What the task requires:
Print all of the lines exactly. Any picture among them stays out.

Provided records:
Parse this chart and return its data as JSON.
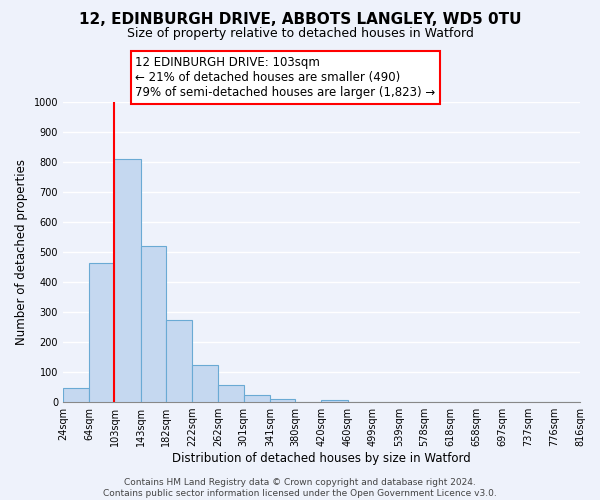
{
  "title": "12, EDINBURGH DRIVE, ABBOTS LANGLEY, WD5 0TU",
  "subtitle": "Size of property relative to detached houses in Watford",
  "xlabel": "Distribution of detached houses by size in Watford",
  "ylabel": "Number of detached properties",
  "bar_edges": [
    24,
    64,
    103,
    143,
    182,
    222,
    262,
    301,
    341,
    380,
    420,
    460,
    499,
    539,
    578,
    618,
    658,
    697,
    737,
    776,
    816
  ],
  "bar_heights": [
    48,
    462,
    810,
    520,
    275,
    125,
    58,
    22,
    11,
    0,
    8,
    0,
    0,
    0,
    0,
    0,
    0,
    0,
    0,
    0
  ],
  "bar_color": "#c5d8f0",
  "bar_edge_color": "#6aaad4",
  "property_line_x": 103,
  "property_line_color": "red",
  "ylim": [
    0,
    1000
  ],
  "yticks": [
    0,
    100,
    200,
    300,
    400,
    500,
    600,
    700,
    800,
    900,
    1000
  ],
  "xtick_labels": [
    "24sqm",
    "64sqm",
    "103sqm",
    "143sqm",
    "182sqm",
    "222sqm",
    "262sqm",
    "301sqm",
    "341sqm",
    "380sqm",
    "420sqm",
    "460sqm",
    "499sqm",
    "539sqm",
    "578sqm",
    "618sqm",
    "658sqm",
    "697sqm",
    "737sqm",
    "776sqm",
    "816sqm"
  ],
  "annotation_title": "12 EDINBURGH DRIVE: 103sqm",
  "annotation_line1": "← 21% of detached houses are smaller (490)",
  "annotation_line2": "79% of semi-detached houses are larger (1,823) →",
  "annotation_box_color": "white",
  "annotation_box_edgecolor": "red",
  "footer_line1": "Contains HM Land Registry data © Crown copyright and database right 2024.",
  "footer_line2": "Contains public sector information licensed under the Open Government Licence v3.0.",
  "background_color": "#eef2fb",
  "grid_color": "white",
  "title_fontsize": 11,
  "subtitle_fontsize": 9,
  "axis_label_fontsize": 8.5,
  "tick_fontsize": 7,
  "annotation_fontsize": 8.5,
  "footer_fontsize": 6.5
}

Finished exercise:
Parse this chart and return its data as JSON.
{
  "title": "12, EDINBURGH DRIVE, ABBOTS LANGLEY, WD5 0TU",
  "subtitle": "Size of property relative to detached houses in Watford",
  "xlabel": "Distribution of detached houses by size in Watford",
  "ylabel": "Number of detached properties",
  "bar_edges": [
    24,
    64,
    103,
    143,
    182,
    222,
    262,
    301,
    341,
    380,
    420,
    460,
    499,
    539,
    578,
    618,
    658,
    697,
    737,
    776,
    816
  ],
  "bar_heights": [
    48,
    462,
    810,
    520,
    275,
    125,
    58,
    22,
    11,
    0,
    8,
    0,
    0,
    0,
    0,
    0,
    0,
    0,
    0,
    0
  ],
  "bar_color": "#c5d8f0",
  "bar_edge_color": "#6aaad4",
  "property_line_x": 103,
  "property_line_color": "red",
  "ylim": [
    0,
    1000
  ],
  "yticks": [
    0,
    100,
    200,
    300,
    400,
    500,
    600,
    700,
    800,
    900,
    1000
  ],
  "xtick_labels": [
    "24sqm",
    "64sqm",
    "103sqm",
    "143sqm",
    "182sqm",
    "222sqm",
    "262sqm",
    "301sqm",
    "341sqm",
    "380sqm",
    "420sqm",
    "460sqm",
    "499sqm",
    "539sqm",
    "578sqm",
    "618sqm",
    "658sqm",
    "697sqm",
    "737sqm",
    "776sqm",
    "816sqm"
  ],
  "annotation_title": "12 EDINBURGH DRIVE: 103sqm",
  "annotation_line1": "← 21% of detached houses are smaller (490)",
  "annotation_line2": "79% of semi-detached houses are larger (1,823) →",
  "annotation_box_color": "white",
  "annotation_box_edgecolor": "red",
  "footer_line1": "Contains HM Land Registry data © Crown copyright and database right 2024.",
  "footer_line2": "Contains public sector information licensed under the Open Government Licence v3.0.",
  "background_color": "#eef2fb",
  "grid_color": "white",
  "title_fontsize": 11,
  "subtitle_fontsize": 9,
  "axis_label_fontsize": 8.5,
  "tick_fontsize": 7,
  "annotation_fontsize": 8.5,
  "footer_fontsize": 6.5
}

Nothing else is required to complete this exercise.